Task requirements ::
Copy out the data below line for line, leaving every word, symbol and number unchanged.

Records excerpted from a collection ::
══════════

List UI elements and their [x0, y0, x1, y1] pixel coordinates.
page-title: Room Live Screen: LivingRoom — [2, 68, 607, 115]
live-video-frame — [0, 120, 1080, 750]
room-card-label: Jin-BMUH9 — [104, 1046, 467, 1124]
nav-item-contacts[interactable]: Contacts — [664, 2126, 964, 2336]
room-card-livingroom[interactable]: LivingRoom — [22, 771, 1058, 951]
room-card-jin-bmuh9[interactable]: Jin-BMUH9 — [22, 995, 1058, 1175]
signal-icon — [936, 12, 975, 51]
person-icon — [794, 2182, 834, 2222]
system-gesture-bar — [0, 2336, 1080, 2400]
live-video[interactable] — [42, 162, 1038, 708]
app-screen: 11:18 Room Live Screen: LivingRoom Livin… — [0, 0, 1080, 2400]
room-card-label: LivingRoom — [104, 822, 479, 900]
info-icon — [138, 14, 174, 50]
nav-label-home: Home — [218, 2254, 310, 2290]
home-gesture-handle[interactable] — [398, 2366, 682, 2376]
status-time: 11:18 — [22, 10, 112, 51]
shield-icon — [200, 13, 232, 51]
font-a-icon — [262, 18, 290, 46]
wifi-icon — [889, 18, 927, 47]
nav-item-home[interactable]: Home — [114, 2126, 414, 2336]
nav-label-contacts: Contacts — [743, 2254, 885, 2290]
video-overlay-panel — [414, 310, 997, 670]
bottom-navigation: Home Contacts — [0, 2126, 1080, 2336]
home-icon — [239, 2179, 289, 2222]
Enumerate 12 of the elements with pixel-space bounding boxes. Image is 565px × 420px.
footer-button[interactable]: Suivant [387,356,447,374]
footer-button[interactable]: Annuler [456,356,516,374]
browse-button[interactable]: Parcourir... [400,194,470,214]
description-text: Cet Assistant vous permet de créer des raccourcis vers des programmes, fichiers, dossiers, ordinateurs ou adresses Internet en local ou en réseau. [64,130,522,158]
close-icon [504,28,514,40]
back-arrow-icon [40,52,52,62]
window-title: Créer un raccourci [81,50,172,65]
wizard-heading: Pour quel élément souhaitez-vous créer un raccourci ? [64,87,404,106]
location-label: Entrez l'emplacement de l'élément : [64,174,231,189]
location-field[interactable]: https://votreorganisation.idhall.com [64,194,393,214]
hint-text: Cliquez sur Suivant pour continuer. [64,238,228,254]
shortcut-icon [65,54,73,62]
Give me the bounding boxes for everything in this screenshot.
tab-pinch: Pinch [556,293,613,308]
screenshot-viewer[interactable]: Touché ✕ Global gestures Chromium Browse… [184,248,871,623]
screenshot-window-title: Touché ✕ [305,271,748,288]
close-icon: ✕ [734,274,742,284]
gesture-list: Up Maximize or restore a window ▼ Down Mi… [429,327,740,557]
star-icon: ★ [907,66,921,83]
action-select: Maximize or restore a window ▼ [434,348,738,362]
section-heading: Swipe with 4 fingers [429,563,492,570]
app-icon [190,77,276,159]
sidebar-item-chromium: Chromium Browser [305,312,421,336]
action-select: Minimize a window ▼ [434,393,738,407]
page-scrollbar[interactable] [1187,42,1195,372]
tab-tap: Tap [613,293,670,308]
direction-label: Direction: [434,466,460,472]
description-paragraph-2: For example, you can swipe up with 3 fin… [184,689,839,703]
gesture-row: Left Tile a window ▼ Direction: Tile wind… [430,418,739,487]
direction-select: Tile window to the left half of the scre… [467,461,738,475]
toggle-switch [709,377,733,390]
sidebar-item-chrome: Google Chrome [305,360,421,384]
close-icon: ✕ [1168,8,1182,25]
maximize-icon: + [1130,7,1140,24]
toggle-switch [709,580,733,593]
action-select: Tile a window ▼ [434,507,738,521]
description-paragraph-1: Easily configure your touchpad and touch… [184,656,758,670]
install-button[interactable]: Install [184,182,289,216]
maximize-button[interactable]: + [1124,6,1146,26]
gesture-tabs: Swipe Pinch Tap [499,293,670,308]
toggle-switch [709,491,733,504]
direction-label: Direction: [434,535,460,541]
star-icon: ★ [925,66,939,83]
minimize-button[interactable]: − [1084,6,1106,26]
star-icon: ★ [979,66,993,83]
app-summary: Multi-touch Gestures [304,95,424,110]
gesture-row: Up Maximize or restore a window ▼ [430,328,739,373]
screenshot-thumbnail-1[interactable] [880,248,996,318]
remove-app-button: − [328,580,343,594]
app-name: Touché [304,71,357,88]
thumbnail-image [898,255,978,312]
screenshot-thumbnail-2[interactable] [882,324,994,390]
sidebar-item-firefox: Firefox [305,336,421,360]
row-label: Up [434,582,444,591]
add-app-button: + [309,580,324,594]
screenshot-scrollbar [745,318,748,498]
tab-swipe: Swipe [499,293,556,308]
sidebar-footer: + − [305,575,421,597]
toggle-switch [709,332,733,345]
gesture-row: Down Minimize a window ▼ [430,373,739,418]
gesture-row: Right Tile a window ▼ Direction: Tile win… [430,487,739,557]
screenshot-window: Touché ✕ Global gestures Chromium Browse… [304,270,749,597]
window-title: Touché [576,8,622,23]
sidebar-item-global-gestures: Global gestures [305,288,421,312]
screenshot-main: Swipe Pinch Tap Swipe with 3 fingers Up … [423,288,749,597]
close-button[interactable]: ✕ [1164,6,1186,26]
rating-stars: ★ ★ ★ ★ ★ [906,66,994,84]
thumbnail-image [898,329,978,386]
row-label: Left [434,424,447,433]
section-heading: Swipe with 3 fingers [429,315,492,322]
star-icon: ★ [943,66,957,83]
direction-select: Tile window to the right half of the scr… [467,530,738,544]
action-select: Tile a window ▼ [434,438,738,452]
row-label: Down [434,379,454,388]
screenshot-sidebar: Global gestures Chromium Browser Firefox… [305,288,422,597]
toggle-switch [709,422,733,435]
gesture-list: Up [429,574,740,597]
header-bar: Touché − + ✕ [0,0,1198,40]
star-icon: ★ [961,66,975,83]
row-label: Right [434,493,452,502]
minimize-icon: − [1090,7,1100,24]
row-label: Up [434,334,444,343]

══════════

Exercise result ::
List UI elements and their [x0, y0, x1, y1] pixel coordinates.
page-title: Room Live Screen: LivingRoom — [2, 68, 607, 115]
live-video-frame — [0, 120, 1080, 750]
room-card-label: Jin-BMUH9 — [104, 1046, 467, 1124]
nav-item-contacts[interactable]: Contacts — [664, 2126, 964, 2336]
room-card-livingroom[interactable]: LivingRoom — [22, 771, 1058, 951]
room-card-jin-bmuh9[interactable]: Jin-BMUH9 — [22, 995, 1058, 1175]
signal-icon — [936, 12, 975, 51]
person-icon — [794, 2182, 834, 2222]
system-gesture-bar — [0, 2336, 1080, 2400]
live-video[interactable] — [42, 162, 1038, 708]
app-screen: 11:18 Room Live Screen: LivingRoom Livin… — [0, 0, 1080, 2400]
room-card-label: LivingRoom — [104, 822, 479, 900]
info-icon — [138, 14, 174, 50]
nav-label-home: Home — [218, 2254, 310, 2290]
home-gesture-handle[interactable] — [398, 2366, 682, 2376]
status-time: 11:18 — [22, 10, 112, 51]
shield-icon — [200, 13, 232, 51]
font-a-icon — [262, 18, 290, 46]
wifi-icon — [889, 18, 927, 47]
nav-item-home[interactable]: Home — [114, 2126, 414, 2336]
nav-label-contacts: Contacts — [743, 2254, 885, 2290]
video-overlay-panel — [414, 310, 997, 670]
bottom-navigation: Home Contacts — [0, 2126, 1080, 2336]
home-icon — [239, 2179, 289, 2222]
Enumerate 12 of the elements with pixel-space bounding boxes. Image is 565px × 420px.
footer-button[interactable]: Suivant [387,356,447,374]
footer-button[interactable]: Annuler [456,356,516,374]
browse-button[interactable]: Parcourir... [400,194,470,214]
description-text: Cet Assistant vous permet de créer des raccourcis vers des programmes, fichiers, dossiers, ordinateurs ou adresses Internet en local ou en réseau. [64,130,522,158]
close-icon [504,28,514,40]
back-arrow-icon [40,52,52,62]
window-title: Créer un raccourci [81,50,172,65]
wizard-heading: Pour quel élément souhaitez-vous créer un raccourci ? [64,87,404,106]
location-label: Entrez l'emplacement de l'élément : [64,174,231,189]
location-field[interactable]: https://votreorganisation.idhall.com [64,194,393,214]
hint-text: Cliquez sur Suivant pour continuer. [64,238,228,254]
shortcut-icon [65,54,73,62]
Give me the bounding boxes for everything in this screenshot.
tab-pinch: Pinch [556,293,613,308]
screenshot-viewer[interactable]: Touché ✕ Global gestures Chromium Browse… [184,248,871,623]
screenshot-window-title: Touché ✕ [305,271,748,288]
close-icon: ✕ [734,274,742,284]
gesture-list: Up Maximize or restore a window ▼ Down Mi… [429,327,740,557]
star-icon: ★ [907,66,921,83]
action-select: Maximize or restore a window ▼ [434,348,738,362]
section-heading: Swipe with 4 fingers [429,563,492,570]
app-icon [190,77,276,159]
sidebar-item-chromium: Chromium Browser [305,312,421,336]
action-select: Minimize a window ▼ [434,393,738,407]
page-scrollbar[interactable] [1187,42,1195,372]
tab-tap: Tap [613,293,670,308]
direction-label: Direction: [434,466,460,472]
description-paragraph-2: For example, you can swipe up with 3 fin… [184,689,839,703]
gesture-row: Left Tile a window ▼ Direction: Tile wind… [430,418,739,487]
direction-select: Tile window to the left half of the scre… [467,461,738,475]
toggle-switch [709,377,733,390]
sidebar-item-chrome: Google Chrome [305,360,421,384]
close-icon: ✕ [1168,8,1182,25]
maximize-icon: + [1130,7,1140,24]
toggle-switch [709,580,733,593]
action-select: Tile a window ▼ [434,507,738,521]
description-paragraph-1: Easily configure your touchpad and touch… [184,656,758,670]
install-button[interactable]: Install [184,182,289,216]
maximize-button[interactable]: + [1124,6,1146,26]
gesture-tabs: Swipe Pinch Tap [499,293,670,308]
toggle-switch [709,491,733,504]
direction-label: Direction: [434,535,460,541]
star-icon: ★ [925,66,939,83]
minimize-button[interactable]: − [1084,6,1106,26]
star-icon: ★ [979,66,993,83]
app-summary: Multi-touch Gestures [304,95,424,110]
gesture-row: Up Maximize or restore a window ▼ [430,328,739,373]
screenshot-thumbnail-1[interactable] [880,248,996,318]
remove-app-button: − [328,580,343,594]
app-name: Touché [304,71,357,88]
thumbnail-image [898,255,978,312]
screenshot-thumbnail-2[interactable] [882,324,994,390]
sidebar-item-firefox: Firefox [305,336,421,360]
row-label: Up [434,582,444,591]
add-app-button: + [309,580,324,594]
screenshot-scrollbar [745,318,748,498]
tab-swipe: Swipe [499,293,556,308]
sidebar-footer: + − [305,575,421,597]
toggle-switch [709,332,733,345]
gesture-row: Down Minimize a window ▼ [430,373,739,418]
gesture-row: Right Tile a window ▼ Direction: Tile win… [430,487,739,557]
screenshot-window: Touché ✕ Global gestures Chromium Browse… [304,270,749,597]
window-title: Touché [576,8,622,23]
sidebar-item-global-gestures: Global gestures [305,288,421,312]
screenshot-main: Swipe Pinch Tap Swipe with 3 fingers Up … [423,288,749,597]
close-button[interactable]: ✕ [1164,6,1186,26]
rating-stars: ★ ★ ★ ★ ★ [906,66,994,84]
thumbnail-image [898,329,978,386]
row-label: Left [434,424,447,433]
section-heading: Swipe with 3 fingers [429,315,492,322]
star-icon: ★ [943,66,957,83]
direction-select: Tile window to the right half of the scr… [467,530,738,544]
action-select: Tile a window ▼ [434,438,738,452]
row-label: Down [434,379,454,388]
screenshot-sidebar: Global gestures Chromium Browser Firefox… [305,288,422,597]
toggle-switch [709,422,733,435]
gesture-list: Up [429,574,740,597]
header-bar: Touché − + ✕ [0,0,1198,40]
star-icon: ★ [961,66,975,83]
row-label: Right [434,493,452,502]
minimize-icon: − [1090,7,1100,24]
row-label: Up [434,334,444,343]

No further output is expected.